— START OF Records provided —
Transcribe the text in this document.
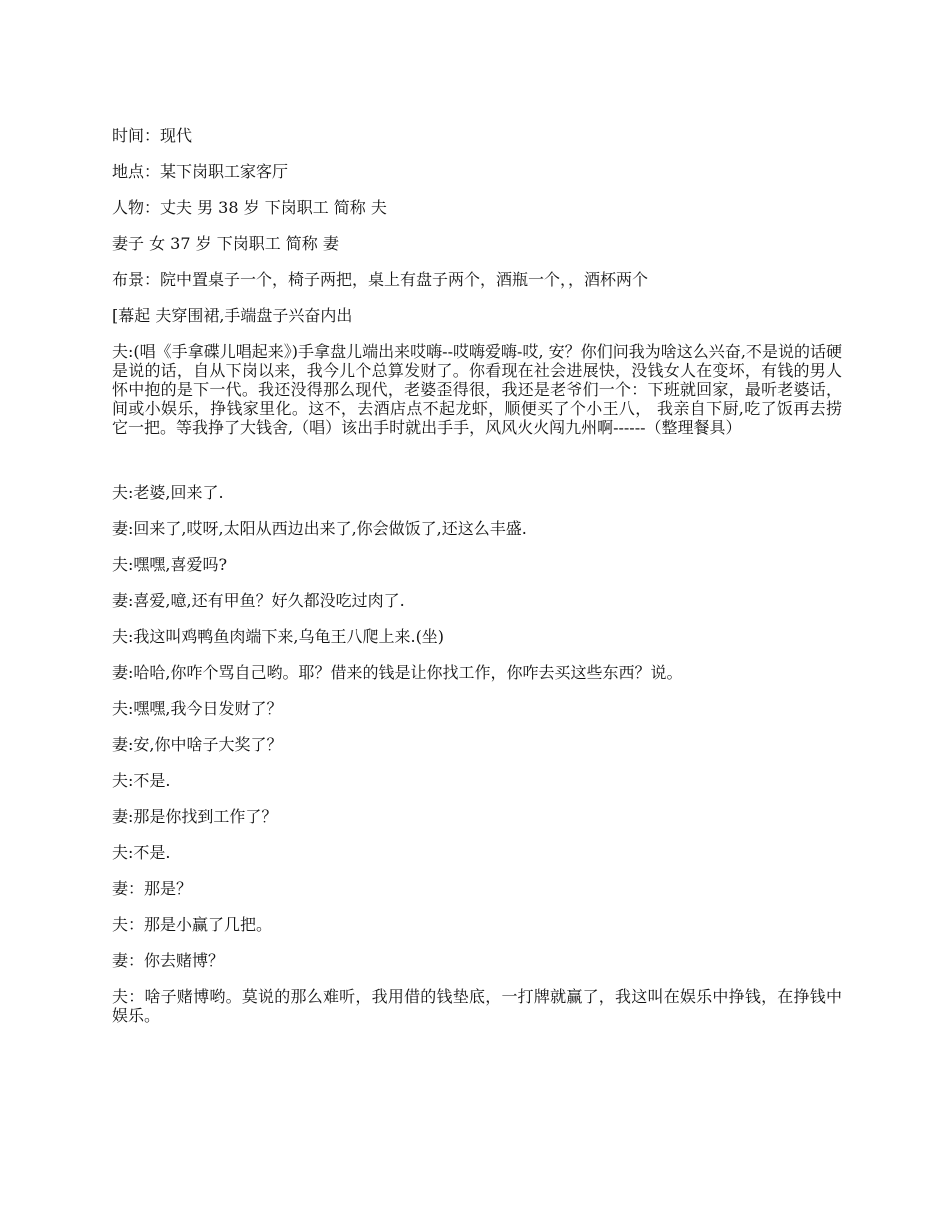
时间：现代

地点：某下岗职工家客厅

人物：丈夫 男 38 岁 下岗职工 简称 夫

妻子 女 37 岁 下岗职工 简称 妻

布景：院中置桌子一个，椅子两把，桌上有盘子两个，酒瓶一个，，酒杯两个

[幕起 夫穿围裙,手端盘子兴奋内出

夫:(唱《手拿碟儿唱起来》)手拿盘儿端出来哎嗨--哎嗨爱嗨-哎, 安？你们问我为啥这么兴奋,不是说的话硬是说的话，自从下岗以来，我今儿个总算发财了。你看现在社会进展快，没钱女人在变坏，有钱的男人怀中抱的是下一代。我还没得那么现代，老婆歪得很，我还是老爷们一个：下班就回家，最听老婆话，间或小娱乐，挣钱家里化。这不，去酒店点不起龙虾，顺便买了个小王八， 我亲自下厨,吃了饭再去捞它一把。等我挣了大钱舍,（唱）该出手时就出手手，风风火火闯九州啊------（整理餐具）

夫:老婆,回来了.

妻:回来了,哎呀,太阳从西边出来了,你会做饭了,还这么丰盛.

夫:嘿嘿,喜爱吗?

妻:喜爱,噫,还有甲鱼？好久都没吃过肉了.

夫:我这叫鸡鸭鱼肉端下来,乌龟王八爬上来.(坐)

妻:哈哈,你咋个骂自己哟。耶？借来的钱是让你找工作，你咋去买这些东西？说。

夫:嘿嘿,我今日发财了？

妻:安,你中啥子大奖了？

夫:不是.

妻:那是你找到工作了？

夫:不是.

妻：那是？

夫：那是小赢了几把。

妻：你去赌博？

夫：啥子赌博哟。莫说的那么难听，我用借的钱垫底，一打牌就赢了，我这叫在娱乐中挣钱，在挣钱中娱乐。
— END OF Records provided —
* Directions *
Copy the records above exactly. The pictures are not part of the copy.

* Exercise result *
Transcribe the text in this document.
时间：现代

地点：某下岗职工家客厅

人物：丈夫 男 38 岁 下岗职工 简称 夫

妻子 女 37 岁 下岗职工 简称 妻

布景：院中置桌子一个，椅子两把，桌上有盘子两个，酒瓶一个，，酒杯两个

[幕起 夫穿围裙,手端盘子兴奋内出

夫:(唱《手拿碟儿唱起来》)手拿盘儿端出来哎嗨--哎嗨爱嗨-哎, 安？你们问我为啥这么兴奋,不是说的话硬是说的话，自从下岗以来，我今儿个总算发财了。你看现在社会进展快，没钱女人在变坏，有钱的男人怀中抱的是下一代。我还没得那么现代，老婆歪得很，我还是老爷们一个：下班就回家，最听老婆话，间或小娱乐，挣钱家里化。这不，去酒店点不起龙虾，顺便买了个小王八， 我亲自下厨,吃了饭再去捞它一把。等我挣了大钱舍,（唱）该出手时就出手手，风风火火闯九州啊------（整理餐具）

夫:老婆,回来了.

妻:回来了,哎呀,太阳从西边出来了,你会做饭了,还这么丰盛.

夫:嘿嘿,喜爱吗?

妻:喜爱,噫,还有甲鱼？好久都没吃过肉了.

夫:我这叫鸡鸭鱼肉端下来,乌龟王八爬上来.(坐)

妻:哈哈,你咋个骂自己哟。耶？借来的钱是让你找工作，你咋去买这些东西？说。

夫:嘿嘿,我今日发财了？

妻:安,你中啥子大奖了？

夫:不是.

妻:那是你找到工作了？

夫:不是.

妻：那是？

夫：那是小赢了几把。

妻：你去赌博？

夫：啥子赌博哟。莫说的那么难听，我用借的钱垫底，一打牌就赢了，我这叫在娱乐中挣钱，在挣钱中娱乐。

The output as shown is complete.